> **Records provided**

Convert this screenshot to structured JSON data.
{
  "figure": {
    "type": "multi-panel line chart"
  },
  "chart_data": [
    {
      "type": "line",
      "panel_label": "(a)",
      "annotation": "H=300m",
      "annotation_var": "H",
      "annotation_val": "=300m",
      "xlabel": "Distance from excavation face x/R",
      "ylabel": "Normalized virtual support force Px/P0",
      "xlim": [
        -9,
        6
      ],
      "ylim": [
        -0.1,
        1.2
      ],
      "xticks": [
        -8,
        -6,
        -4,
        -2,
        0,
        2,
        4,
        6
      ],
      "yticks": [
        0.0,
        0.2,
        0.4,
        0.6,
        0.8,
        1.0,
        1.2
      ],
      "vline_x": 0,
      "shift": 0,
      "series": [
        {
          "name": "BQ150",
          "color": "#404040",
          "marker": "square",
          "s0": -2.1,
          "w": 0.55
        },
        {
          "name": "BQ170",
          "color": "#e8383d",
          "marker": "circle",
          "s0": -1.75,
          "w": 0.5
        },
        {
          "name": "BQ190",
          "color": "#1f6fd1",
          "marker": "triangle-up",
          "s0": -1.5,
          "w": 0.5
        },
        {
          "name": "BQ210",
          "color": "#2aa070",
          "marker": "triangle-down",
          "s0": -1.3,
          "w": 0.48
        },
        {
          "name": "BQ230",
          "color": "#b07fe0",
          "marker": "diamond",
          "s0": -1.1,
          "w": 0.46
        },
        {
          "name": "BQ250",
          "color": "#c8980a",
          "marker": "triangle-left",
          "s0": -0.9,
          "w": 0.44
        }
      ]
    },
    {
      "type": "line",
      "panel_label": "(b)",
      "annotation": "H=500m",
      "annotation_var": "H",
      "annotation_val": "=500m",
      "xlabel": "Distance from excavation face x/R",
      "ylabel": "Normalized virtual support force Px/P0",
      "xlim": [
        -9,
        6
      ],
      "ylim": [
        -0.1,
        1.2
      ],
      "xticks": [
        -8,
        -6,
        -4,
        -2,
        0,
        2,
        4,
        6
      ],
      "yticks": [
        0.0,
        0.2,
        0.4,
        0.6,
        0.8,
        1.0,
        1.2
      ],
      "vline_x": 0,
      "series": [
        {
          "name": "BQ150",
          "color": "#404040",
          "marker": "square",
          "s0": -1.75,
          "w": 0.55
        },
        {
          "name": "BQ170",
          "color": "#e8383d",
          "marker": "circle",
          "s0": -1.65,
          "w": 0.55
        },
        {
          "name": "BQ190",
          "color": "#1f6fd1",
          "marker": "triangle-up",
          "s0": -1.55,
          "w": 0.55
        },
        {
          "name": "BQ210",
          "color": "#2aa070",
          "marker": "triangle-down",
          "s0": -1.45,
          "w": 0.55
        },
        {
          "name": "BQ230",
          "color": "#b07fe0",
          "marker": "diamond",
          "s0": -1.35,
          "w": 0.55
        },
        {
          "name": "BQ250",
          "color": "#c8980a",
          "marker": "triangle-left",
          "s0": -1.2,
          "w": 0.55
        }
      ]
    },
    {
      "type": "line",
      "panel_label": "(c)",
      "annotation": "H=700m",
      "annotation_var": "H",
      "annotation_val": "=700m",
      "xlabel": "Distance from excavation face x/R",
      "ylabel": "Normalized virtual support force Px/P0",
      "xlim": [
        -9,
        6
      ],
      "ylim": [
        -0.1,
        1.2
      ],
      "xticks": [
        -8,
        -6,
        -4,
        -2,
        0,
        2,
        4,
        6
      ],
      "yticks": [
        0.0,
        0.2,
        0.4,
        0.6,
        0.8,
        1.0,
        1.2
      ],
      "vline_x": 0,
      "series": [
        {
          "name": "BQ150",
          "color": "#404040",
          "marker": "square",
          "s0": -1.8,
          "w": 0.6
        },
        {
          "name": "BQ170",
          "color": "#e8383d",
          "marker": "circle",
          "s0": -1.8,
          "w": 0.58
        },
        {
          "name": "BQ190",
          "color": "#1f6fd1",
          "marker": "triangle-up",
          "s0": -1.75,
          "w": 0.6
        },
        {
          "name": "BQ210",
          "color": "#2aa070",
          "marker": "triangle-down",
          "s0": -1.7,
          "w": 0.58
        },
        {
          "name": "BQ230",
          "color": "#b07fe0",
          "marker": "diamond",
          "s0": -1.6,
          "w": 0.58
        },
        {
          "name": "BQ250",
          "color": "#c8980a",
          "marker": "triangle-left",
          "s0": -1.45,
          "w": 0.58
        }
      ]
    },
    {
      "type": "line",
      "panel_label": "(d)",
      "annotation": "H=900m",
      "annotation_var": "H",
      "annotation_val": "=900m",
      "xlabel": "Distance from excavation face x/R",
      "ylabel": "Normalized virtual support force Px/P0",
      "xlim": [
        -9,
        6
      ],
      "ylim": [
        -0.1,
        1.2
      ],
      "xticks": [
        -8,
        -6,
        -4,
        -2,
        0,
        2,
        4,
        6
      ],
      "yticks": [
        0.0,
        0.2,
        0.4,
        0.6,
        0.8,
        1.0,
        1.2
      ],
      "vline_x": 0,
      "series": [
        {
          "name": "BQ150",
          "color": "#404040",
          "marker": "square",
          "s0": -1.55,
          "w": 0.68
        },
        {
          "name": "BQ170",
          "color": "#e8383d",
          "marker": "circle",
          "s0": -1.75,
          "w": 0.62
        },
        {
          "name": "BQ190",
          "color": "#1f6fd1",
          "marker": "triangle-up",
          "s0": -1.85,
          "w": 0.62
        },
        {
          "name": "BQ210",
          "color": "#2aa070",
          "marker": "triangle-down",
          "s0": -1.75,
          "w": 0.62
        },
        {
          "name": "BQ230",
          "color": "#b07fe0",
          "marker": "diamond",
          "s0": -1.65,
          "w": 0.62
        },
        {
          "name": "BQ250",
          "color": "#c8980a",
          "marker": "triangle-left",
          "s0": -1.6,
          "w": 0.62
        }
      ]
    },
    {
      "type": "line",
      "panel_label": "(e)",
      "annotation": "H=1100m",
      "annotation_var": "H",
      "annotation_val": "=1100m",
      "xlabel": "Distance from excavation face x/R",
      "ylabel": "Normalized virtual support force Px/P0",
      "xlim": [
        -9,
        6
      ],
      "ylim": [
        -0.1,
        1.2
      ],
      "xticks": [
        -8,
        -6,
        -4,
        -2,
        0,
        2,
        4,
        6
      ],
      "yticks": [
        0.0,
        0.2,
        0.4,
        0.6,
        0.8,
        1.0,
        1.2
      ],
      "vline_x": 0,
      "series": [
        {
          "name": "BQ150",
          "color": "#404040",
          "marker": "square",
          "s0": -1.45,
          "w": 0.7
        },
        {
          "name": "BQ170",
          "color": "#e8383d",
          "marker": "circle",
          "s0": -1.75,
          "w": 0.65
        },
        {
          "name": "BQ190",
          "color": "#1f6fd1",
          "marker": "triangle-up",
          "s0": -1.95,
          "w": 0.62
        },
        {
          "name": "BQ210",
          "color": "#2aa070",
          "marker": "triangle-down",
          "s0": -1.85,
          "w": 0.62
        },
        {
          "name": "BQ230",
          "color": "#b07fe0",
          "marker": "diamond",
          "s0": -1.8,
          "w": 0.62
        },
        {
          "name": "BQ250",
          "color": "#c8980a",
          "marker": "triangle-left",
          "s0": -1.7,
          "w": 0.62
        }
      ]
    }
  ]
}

> **Task to complete**
Set down the listing in full, keeping every word exactly as it is.

> **Solved problem**
Convert this screenshot to structured JSON data.
{
  "figure": {
    "type": "multi-panel line chart"
  },
  "chart_data": [
    {
      "type": "line",
      "panel_label": "(a)",
      "annotation": "H=300m",
      "annotation_var": "H",
      "annotation_val": "=300m",
      "xlabel": "Distance from excavation face x/R",
      "ylabel": "Normalized virtual support force Px/P0",
      "xlim": [
        -9,
        6
      ],
      "ylim": [
        -0.1,
        1.2
      ],
      "xticks": [
        -8,
        -6,
        -4,
        -2,
        0,
        2,
        4,
        6
      ],
      "yticks": [
        0.0,
        0.2,
        0.4,
        0.6,
        0.8,
        1.0,
        1.2
      ],
      "vline_x": 0,
      "shift": 0,
      "series": [
        {
          "name": "BQ150",
          "color": "#404040",
          "marker": "square",
          "s0": -2.1,
          "w": 0.55
        },
        {
          "name": "BQ170",
          "color": "#e8383d",
          "marker": "circle",
          "s0": -1.75,
          "w": 0.5
        },
        {
          "name": "BQ190",
          "color": "#1f6fd1",
          "marker": "triangle-up",
          "s0": -1.5,
          "w": 0.5
        },
        {
          "name": "BQ210",
          "color": "#2aa070",
          "marker": "triangle-down",
          "s0": -1.3,
          "w": 0.48
        },
        {
          "name": "BQ230",
          "color": "#b07fe0",
          "marker": "diamond",
          "s0": -1.1,
          "w": 0.46
        },
        {
          "name": "BQ250",
          "color": "#c8980a",
          "marker": "triangle-left",
          "s0": -0.9,
          "w": 0.44
        }
      ]
    },
    {
      "type": "line",
      "panel_label": "(b)",
      "annotation": "H=500m",
      "annotation_var": "H",
      "annotation_val": "=500m",
      "xlabel": "Distance from excavation face x/R",
      "ylabel": "Normalized virtual support force Px/P0",
      "xlim": [
        -9,
        6
      ],
      "ylim": [
        -0.1,
        1.2
      ],
      "xticks": [
        -8,
        -6,
        -4,
        -2,
        0,
        2,
        4,
        6
      ],
      "yticks": [
        0.0,
        0.2,
        0.4,
        0.6,
        0.8,
        1.0,
        1.2
      ],
      "vline_x": 0,
      "series": [
        {
          "name": "BQ150",
          "color": "#404040",
          "marker": "square",
          "s0": -1.75,
          "w": 0.55
        },
        {
          "name": "BQ170",
          "color": "#e8383d",
          "marker": "circle",
          "s0": -1.65,
          "w": 0.55
        },
        {
          "name": "BQ190",
          "color": "#1f6fd1",
          "marker": "triangle-up",
          "s0": -1.55,
          "w": 0.55
        },
        {
          "name": "BQ210",
          "color": "#2aa070",
          "marker": "triangle-down",
          "s0": -1.45,
          "w": 0.55
        },
        {
          "name": "BQ230",
          "color": "#b07fe0",
          "marker": "diamond",
          "s0": -1.35,
          "w": 0.55
        },
        {
          "name": "BQ250",
          "color": "#c8980a",
          "marker": "triangle-left",
          "s0": -1.2,
          "w": 0.55
        }
      ]
    },
    {
      "type": "line",
      "panel_label": "(c)",
      "annotation": "H=700m",
      "annotation_var": "H",
      "annotation_val": "=700m",
      "xlabel": "Distance from excavation face x/R",
      "ylabel": "Normalized virtual support force Px/P0",
      "xlim": [
        -9,
        6
      ],
      "ylim": [
        -0.1,
        1.2
      ],
      "xticks": [
        -8,
        -6,
        -4,
        -2,
        0,
        2,
        4,
        6
      ],
      "yticks": [
        0.0,
        0.2,
        0.4,
        0.6,
        0.8,
        1.0,
        1.2
      ],
      "vline_x": 0,
      "series": [
        {
          "name": "BQ150",
          "color": "#404040",
          "marker": "square",
          "s0": -1.8,
          "w": 0.6
        },
        {
          "name": "BQ170",
          "color": "#e8383d",
          "marker": "circle",
          "s0": -1.8,
          "w": 0.58
        },
        {
          "name": "BQ190",
          "color": "#1f6fd1",
          "marker": "triangle-up",
          "s0": -1.75,
          "w": 0.6
        },
        {
          "name": "BQ210",
          "color": "#2aa070",
          "marker": "triangle-down",
          "s0": -1.7,
          "w": 0.58
        },
        {
          "name": "BQ230",
          "color": "#b07fe0",
          "marker": "diamond",
          "s0": -1.6,
          "w": 0.58
        },
        {
          "name": "BQ250",
          "color": "#c8980a",
          "marker": "triangle-left",
          "s0": -1.45,
          "w": 0.58
        }
      ]
    },
    {
      "type": "line",
      "panel_label": "(d)",
      "annotation": "H=900m",
      "annotation_var": "H",
      "annotation_val": "=900m",
      "xlabel": "Distance from excavation face x/R",
      "ylabel": "Normalized virtual support force Px/P0",
      "xlim": [
        -9,
        6
      ],
      "ylim": [
        -0.1,
        1.2
      ],
      "xticks": [
        -8,
        -6,
        -4,
        -2,
        0,
        2,
        4,
        6
      ],
      "yticks": [
        0.0,
        0.2,
        0.4,
        0.6,
        0.8,
        1.0,
        1.2
      ],
      "vline_x": 0,
      "series": [
        {
          "name": "BQ150",
          "color": "#404040",
          "marker": "square",
          "s0": -1.55,
          "w": 0.68
        },
        {
          "name": "BQ170",
          "color": "#e8383d",
          "marker": "circle",
          "s0": -1.75,
          "w": 0.62
        },
        {
          "name": "BQ190",
          "color": "#1f6fd1",
          "marker": "triangle-up",
          "s0": -1.85,
          "w": 0.62
        },
        {
          "name": "BQ210",
          "color": "#2aa070",
          "marker": "triangle-down",
          "s0": -1.75,
          "w": 0.62
        },
        {
          "name": "BQ230",
          "color": "#b07fe0",
          "marker": "diamond",
          "s0": -1.65,
          "w": 0.62
        },
        {
          "name": "BQ250",
          "color": "#c8980a",
          "marker": "triangle-left",
          "s0": -1.6,
          "w": 0.62
        }
      ]
    },
    {
      "type": "line",
      "panel_label": "(e)",
      "annotation": "H=1100m",
      "annotation_var": "H",
      "annotation_val": "=1100m",
      "xlabel": "Distance from excavation face x/R",
      "ylabel": "Normalized virtual support force Px/P0",
      "xlim": [
        -9,
        6
      ],
      "ylim": [
        -0.1,
        1.2
      ],
      "xticks": [
        -8,
        -6,
        -4,
        -2,
        0,
        2,
        4,
        6
      ],
      "yticks": [
        0.0,
        0.2,
        0.4,
        0.6,
        0.8,
        1.0,
        1.2
      ],
      "vline_x": 0,
      "series": [
        {
          "name": "BQ150",
          "color": "#404040",
          "marker": "square",
          "s0": -1.45,
          "w": 0.7
        },
        {
          "name": "BQ170",
          "color": "#e8383d",
          "marker": "circle",
          "s0": -1.75,
          "w": 0.65
        },
        {
          "name": "BQ190",
          "color": "#1f6fd1",
          "marker": "triangle-up",
          "s0": -1.95,
          "w": 0.62
        },
        {
          "name": "BQ210",
          "color": "#2aa070",
          "marker": "triangle-down",
          "s0": -1.85,
          "w": 0.62
        },
        {
          "name": "BQ230",
          "color": "#b07fe0",
          "marker": "diamond",
          "s0": -1.8,
          "w": 0.62
        },
        {
          "name": "BQ250",
          "color": "#c8980a",
          "marker": "triangle-left",
          "s0": -1.7,
          "w": 0.62
        }
      ]
    }
  ]
}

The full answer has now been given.